To do >> Transcribe the material in full. Nothing should differ except that the pictures are left out.

--- BEGIN ---

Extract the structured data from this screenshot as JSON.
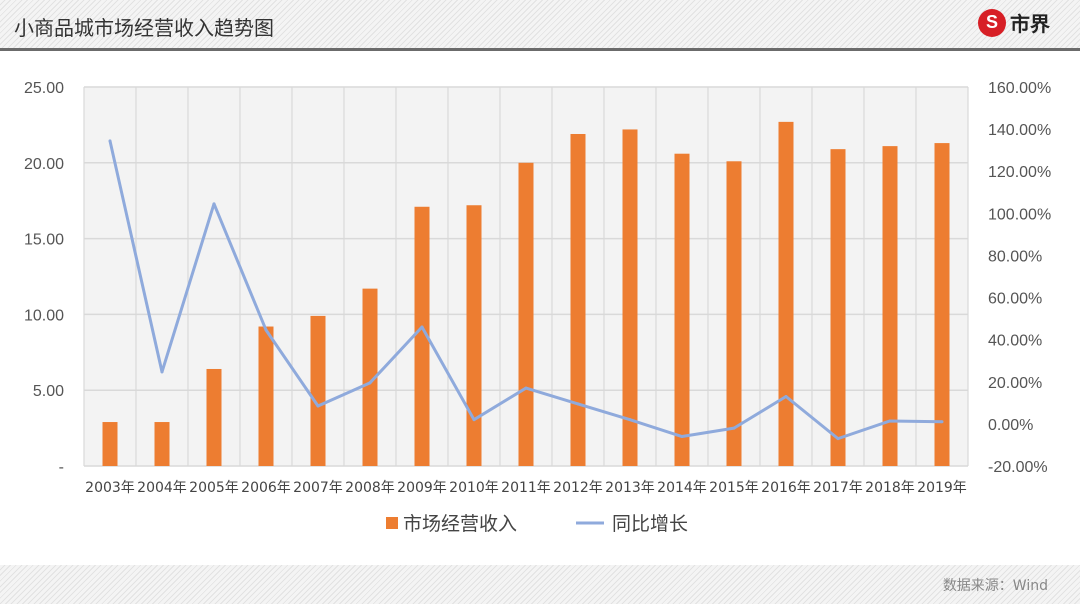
{
  "header": {
    "title": "小商品城市场经营收入趋势图",
    "logo_text": "市界",
    "logo_mark": "S"
  },
  "footer": {
    "source": "数据来源：Wind"
  },
  "colors": {
    "bar": "#ed7d31",
    "line": "#8faadc",
    "grid": "#d9d9d9"
  },
  "chart_data": {
    "type": "bar+line",
    "title": "小商品城市场经营收入趋势图",
    "categories": [
      "2003年",
      "2004年",
      "2005年",
      "2006年",
      "2007年",
      "2008年",
      "2009年",
      "2010年",
      "2011年",
      "2012年",
      "2013年",
      "2014年",
      "2015年",
      "2016年",
      "2017年",
      "2018年",
      "2019年"
    ],
    "series": [
      {
        "name": "市场经营收入",
        "type": "bar",
        "axis": "left",
        "values": [
          2.9,
          2.9,
          6.4,
          9.2,
          9.9,
          11.7,
          17.1,
          17.2,
          20.0,
          21.9,
          22.2,
          20.6,
          20.1,
          22.7,
          20.9,
          21.1,
          21.3
        ]
      },
      {
        "name": "同比增长",
        "type": "line",
        "axis": "right",
        "values": [
          134.4,
          24.7,
          104.5,
          44.6,
          8.5,
          19.5,
          46.0,
          2.0,
          17.0,
          9.5,
          2.0,
          -6.0,
          -2.0,
          13.0,
          -7.0,
          1.4,
          1.0
        ]
      }
    ],
    "y_left": {
      "ylim": [
        0,
        25
      ],
      "ticks": [
        "-",
        "5.00",
        "10.00",
        "15.00",
        "20.00",
        "25.00"
      ]
    },
    "y_right": {
      "ylim": [
        -20,
        160
      ],
      "ticks": [
        "-20.00%",
        "0.00%",
        "20.00%",
        "40.00%",
        "60.00%",
        "80.00%",
        "100.00%",
        "120.00%",
        "140.00%",
        "160.00%"
      ]
    },
    "grid": true,
    "legend": "bottom"
  }
}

--- END ---

Expected output >>
Extract the structured data from this screenshot as JSON.
{
  "header": {
    "title": "小商品城市场经营收入趋势图",
    "logo_text": "市界",
    "logo_mark": "S"
  },
  "footer": {
    "source": "数据来源：Wind"
  },
  "colors": {
    "bar": "#ed7d31",
    "line": "#8faadc",
    "grid": "#d9d9d9"
  },
  "chart_data": {
    "type": "bar+line",
    "title": "小商品城市场经营收入趋势图",
    "categories": [
      "2003年",
      "2004年",
      "2005年",
      "2006年",
      "2007年",
      "2008年",
      "2009年",
      "2010年",
      "2011年",
      "2012年",
      "2013年",
      "2014年",
      "2015年",
      "2016年",
      "2017年",
      "2018年",
      "2019年"
    ],
    "series": [
      {
        "name": "市场经营收入",
        "type": "bar",
        "axis": "left",
        "values": [
          2.9,
          2.9,
          6.4,
          9.2,
          9.9,
          11.7,
          17.1,
          17.2,
          20.0,
          21.9,
          22.2,
          20.6,
          20.1,
          22.7,
          20.9,
          21.1,
          21.3
        ]
      },
      {
        "name": "同比增长",
        "type": "line",
        "axis": "right",
        "values": [
          134.4,
          24.7,
          104.5,
          44.6,
          8.5,
          19.5,
          46.0,
          2.0,
          17.0,
          9.5,
          2.0,
          -6.0,
          -2.0,
          13.0,
          -7.0,
          1.4,
          1.0
        ]
      }
    ],
    "y_left": {
      "ylim": [
        0,
        25
      ],
      "ticks": [
        "-",
        "5.00",
        "10.00",
        "15.00",
        "20.00",
        "25.00"
      ]
    },
    "y_right": {
      "ylim": [
        -20,
        160
      ],
      "ticks": [
        "-20.00%",
        "0.00%",
        "20.00%",
        "40.00%",
        "60.00%",
        "80.00%",
        "100.00%",
        "120.00%",
        "140.00%",
        "160.00%"
      ]
    },
    "grid": true,
    "legend": "bottom"
  }
}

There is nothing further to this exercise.